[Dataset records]
━━━━━━━━━━━━━━━━

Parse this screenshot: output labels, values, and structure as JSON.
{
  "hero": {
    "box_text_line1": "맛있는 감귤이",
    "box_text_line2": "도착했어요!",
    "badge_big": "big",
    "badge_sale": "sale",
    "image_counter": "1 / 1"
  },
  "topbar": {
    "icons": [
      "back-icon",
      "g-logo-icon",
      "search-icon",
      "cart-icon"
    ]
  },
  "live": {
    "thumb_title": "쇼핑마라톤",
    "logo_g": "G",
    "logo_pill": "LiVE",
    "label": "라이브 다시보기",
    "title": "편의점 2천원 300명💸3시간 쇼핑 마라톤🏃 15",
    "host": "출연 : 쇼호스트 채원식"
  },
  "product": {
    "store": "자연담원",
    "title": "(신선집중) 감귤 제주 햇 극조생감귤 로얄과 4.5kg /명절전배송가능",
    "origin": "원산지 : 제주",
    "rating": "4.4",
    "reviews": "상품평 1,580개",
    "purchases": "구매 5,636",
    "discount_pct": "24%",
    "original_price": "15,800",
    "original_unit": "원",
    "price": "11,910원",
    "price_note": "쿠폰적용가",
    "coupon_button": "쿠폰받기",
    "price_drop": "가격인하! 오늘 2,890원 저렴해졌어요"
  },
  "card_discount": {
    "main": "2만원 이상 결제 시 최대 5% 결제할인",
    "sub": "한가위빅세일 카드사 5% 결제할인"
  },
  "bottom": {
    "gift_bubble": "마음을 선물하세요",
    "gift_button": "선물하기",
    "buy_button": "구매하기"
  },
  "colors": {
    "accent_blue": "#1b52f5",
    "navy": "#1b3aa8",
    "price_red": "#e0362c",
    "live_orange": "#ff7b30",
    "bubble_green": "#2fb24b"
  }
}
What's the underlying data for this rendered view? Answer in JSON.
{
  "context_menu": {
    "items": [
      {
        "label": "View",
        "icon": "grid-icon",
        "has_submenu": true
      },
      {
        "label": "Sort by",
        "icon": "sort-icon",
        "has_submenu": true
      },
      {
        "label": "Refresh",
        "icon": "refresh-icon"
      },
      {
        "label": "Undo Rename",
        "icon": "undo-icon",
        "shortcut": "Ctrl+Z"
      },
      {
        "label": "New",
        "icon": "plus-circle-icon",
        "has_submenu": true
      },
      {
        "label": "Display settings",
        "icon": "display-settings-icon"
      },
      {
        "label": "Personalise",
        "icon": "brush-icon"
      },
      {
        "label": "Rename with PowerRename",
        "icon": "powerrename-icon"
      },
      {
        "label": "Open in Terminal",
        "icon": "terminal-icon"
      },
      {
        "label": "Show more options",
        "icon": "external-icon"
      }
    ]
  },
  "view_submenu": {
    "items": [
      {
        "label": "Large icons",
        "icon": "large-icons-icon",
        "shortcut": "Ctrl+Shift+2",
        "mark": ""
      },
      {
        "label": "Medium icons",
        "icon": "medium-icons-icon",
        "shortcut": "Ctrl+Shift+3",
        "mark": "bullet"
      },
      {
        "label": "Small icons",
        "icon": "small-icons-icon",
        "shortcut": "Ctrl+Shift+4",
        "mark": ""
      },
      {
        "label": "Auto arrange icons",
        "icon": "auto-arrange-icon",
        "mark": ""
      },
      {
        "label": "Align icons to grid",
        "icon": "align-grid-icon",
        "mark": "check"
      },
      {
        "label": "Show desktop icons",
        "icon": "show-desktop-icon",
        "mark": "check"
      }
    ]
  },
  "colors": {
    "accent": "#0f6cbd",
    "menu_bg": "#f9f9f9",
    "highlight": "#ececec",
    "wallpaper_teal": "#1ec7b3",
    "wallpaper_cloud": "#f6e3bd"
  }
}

━━━━━━━━━━━━━━━━

Write out all the records above again, exactly as they stand.

Parse this screenshot: output labels, values, and structure as JSON.
{
  "hero": {
    "box_text_line1": "맛있는 감귤이",
    "box_text_line2": "도착했어요!",
    "badge_big": "big",
    "badge_sale": "sale",
    "image_counter": "1 / 1"
  },
  "topbar": {
    "icons": [
      "back-icon",
      "g-logo-icon",
      "search-icon",
      "cart-icon"
    ]
  },
  "live": {
    "thumb_title": "쇼핑마라톤",
    "logo_g": "G",
    "logo_pill": "LiVE",
    "label": "라이브 다시보기",
    "title": "편의점 2천원 300명💸3시간 쇼핑 마라톤🏃 15",
    "host": "출연 : 쇼호스트 채원식"
  },
  "product": {
    "store": "자연담원",
    "title": "(신선집중) 감귤 제주 햇 극조생감귤 로얄과 4.5kg /명절전배송가능",
    "origin": "원산지 : 제주",
    "rating": "4.4",
    "reviews": "상품평 1,580개",
    "purchases": "구매 5,636",
    "discount_pct": "24%",
    "original_price": "15,800",
    "original_unit": "원",
    "price": "11,910원",
    "price_note": "쿠폰적용가",
    "coupon_button": "쿠폰받기",
    "price_drop": "가격인하! 오늘 2,890원 저렴해졌어요"
  },
  "card_discount": {
    "main": "2만원 이상 결제 시 최대 5% 결제할인",
    "sub": "한가위빅세일 카드사 5% 결제할인"
  },
  "bottom": {
    "gift_bubble": "마음을 선물하세요",
    "gift_button": "선물하기",
    "buy_button": "구매하기"
  },
  "colors": {
    "accent_blue": "#1b52f5",
    "navy": "#1b3aa8",
    "price_red": "#e0362c",
    "live_orange": "#ff7b30",
    "bubble_green": "#2fb24b"
  }
}
What's the underlying data for this rendered view? Answer in JSON.
{
  "context_menu": {
    "items": [
      {
        "label": "View",
        "icon": "grid-icon",
        "has_submenu": true
      },
      {
        "label": "Sort by",
        "icon": "sort-icon",
        "has_submenu": true
      },
      {
        "label": "Refresh",
        "icon": "refresh-icon"
      },
      {
        "label": "Undo Rename",
        "icon": "undo-icon",
        "shortcut": "Ctrl+Z"
      },
      {
        "label": "New",
        "icon": "plus-circle-icon",
        "has_submenu": true
      },
      {
        "label": "Display settings",
        "icon": "display-settings-icon"
      },
      {
        "label": "Personalise",
        "icon": "brush-icon"
      },
      {
        "label": "Rename with PowerRename",
        "icon": "powerrename-icon"
      },
      {
        "label": "Open in Terminal",
        "icon": "terminal-icon"
      },
      {
        "label": "Show more options",
        "icon": "external-icon"
      }
    ]
  },
  "view_submenu": {
    "items": [
      {
        "label": "Large icons",
        "icon": "large-icons-icon",
        "shortcut": "Ctrl+Shift+2",
        "mark": ""
      },
      {
        "label": "Medium icons",
        "icon": "medium-icons-icon",
        "shortcut": "Ctrl+Shift+3",
        "mark": "bullet"
      },
      {
        "label": "Small icons",
        "icon": "small-icons-icon",
        "shortcut": "Ctrl+Shift+4",
        "mark": ""
      },
      {
        "label": "Auto arrange icons",
        "icon": "auto-arrange-icon",
        "mark": ""
      },
      {
        "label": "Align icons to grid",
        "icon": "align-grid-icon",
        "mark": "check"
      },
      {
        "label": "Show desktop icons",
        "icon": "show-desktop-icon",
        "mark": "check"
      }
    ]
  },
  "colors": {
    "accent": "#0f6cbd",
    "menu_bg": "#f9f9f9",
    "highlight": "#ececec",
    "wallpaper_teal": "#1ec7b3",
    "wallpaper_cloud": "#f6e3bd"
  }
}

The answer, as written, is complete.